## Entries provided
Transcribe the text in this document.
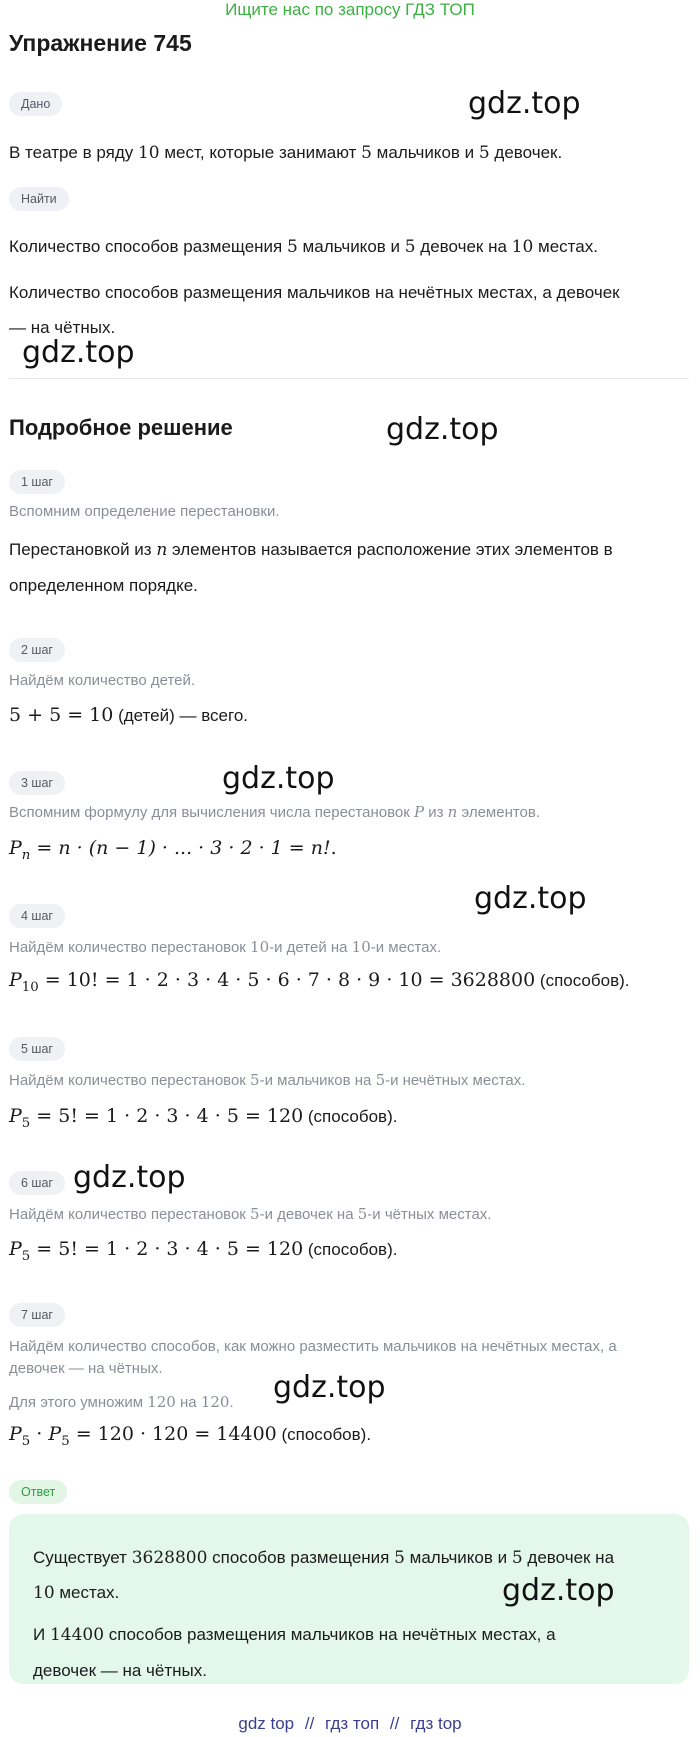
Ищите нас по запросу ГДЗ ТОП
Упражнение 745
Дано	gdz.top
В театре в ряду 10 мест, которые занимают 5 мальчиков и 5 девочек.
Найти
Количество способов размещения 5 мальчиков и 5 девочек на 10 местах.
Количество способов размещения мальчиков на нечётных местах, а девочек
— на чётных.
gdz.top
Подробное решение	gdz.top
1 шаг
Вспомним определение перестановки.
Перестановкой из n элементов называется расположение этих элементов в
определенном порядке.
2 шаг
Найдём количество детей.
5 + 5 = 10 (детей) — всего.
3 шаг	gdz.top
Вспомним формулу для вычисления числа перестановок P из n элементов.
$P_n = n \cdot (n - 1)$ · ... · 3 · 2 · 1 = n!.
gdz.top
4 шаг
Найдём количество перестановок 10-и детей на 10-и местах.
$P_{10} = 10$! = 1 · 2 · 3 · 4 · 5 · 6 · 7 · 8 · 9 · 10 = 3628800 (способов).
5 шаг
Найдём количество перестановок 5-и мальчиков на 5-и нечётных местах.
$P_5 = 5$! = 1 · 2 · 3 · 4 · 5 = 120 (способов).
6 шаг gdz.top
Найдём количество перестановок 5-и девочек на 5-и чётных местах.
$P_5 = 5$! = 1 · 2 · 3 · 4 · 5 = 120 (способов).
7 шаг
Найдём количество способов, как можно разместить мальчиков на нечётных местах, а
девочек — на чётных.
gdz.top
Для этого умножим 120 на 120.
$P_5 \cdot P_5 = 120 \cdot 120 = 14400$ (способов).
Ответ
Существует 3628800 способов размещения 5 мальчиков и 5 девочек на
10 местах.	gdz.top
И 14400 способов размещения мальчиков на нечётных местах, а
девочек — на чётных.
gdz top // гдз топ // гдз top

## Brief
Each line in the records above should be reproduced exactly; images are not copied.

## Final result
Transcribe the text in this document.
Ищите нас по запросу ГДЗ ТОП
Упражнение 745
Дано	gdz.top
В театре в ряду 10 мест, которые занимают 5 мальчиков и 5 девочек.
Найти
Количество способов размещения 5 мальчиков и 5 девочек на 10 местах.
Количество способов размещения мальчиков на нечётных местах, а девочек
— на чётных.
gdz.top
Подробное решение	gdz.top
1 шаг
Вспомним определение перестановки.
Перестановкой из n элементов называется расположение этих элементов в
определенном порядке.
2 шаг
Найдём количество детей.
5 + 5 = 10 (детей) — всего.
3 шаг	gdz.top
Вспомним формулу для вычисления числа перестановок P из n элементов.
$P_n = n \cdot (n - 1)$ · ... · 3 · 2 · 1 = n!.
gdz.top
4 шаг
Найдём количество перестановок 10-и детей на 10-и местах.
$P_{10} = 10$! = 1 · 2 · 3 · 4 · 5 · 6 · 7 · 8 · 9 · 10 = 3628800 (способов).
5 шаг
Найдём количество перестановок 5-и мальчиков на 5-и нечётных местах.
$P_5 = 5$! = 1 · 2 · 3 · 4 · 5 = 120 (способов).
6 шаг gdz.top
Найдём количество перестановок 5-и девочек на 5-и чётных местах.
$P_5 = 5$! = 1 · 2 · 3 · 4 · 5 = 120 (способов).
7 шаг
Найдём количество способов, как можно разместить мальчиков на нечётных местах, а
девочек — на чётных.
gdz.top
Для этого умножим 120 на 120.
$P_5 \cdot P_5 = 120 \cdot 120 = 14400$ (способов).
Ответ
Существует 3628800 способов размещения 5 мальчиков и 5 девочек на
10 местах.	gdz.top
И 14400 способов размещения мальчиков на нечётных местах, а
девочек — на чётных.
gdz top // гдз топ // гдз top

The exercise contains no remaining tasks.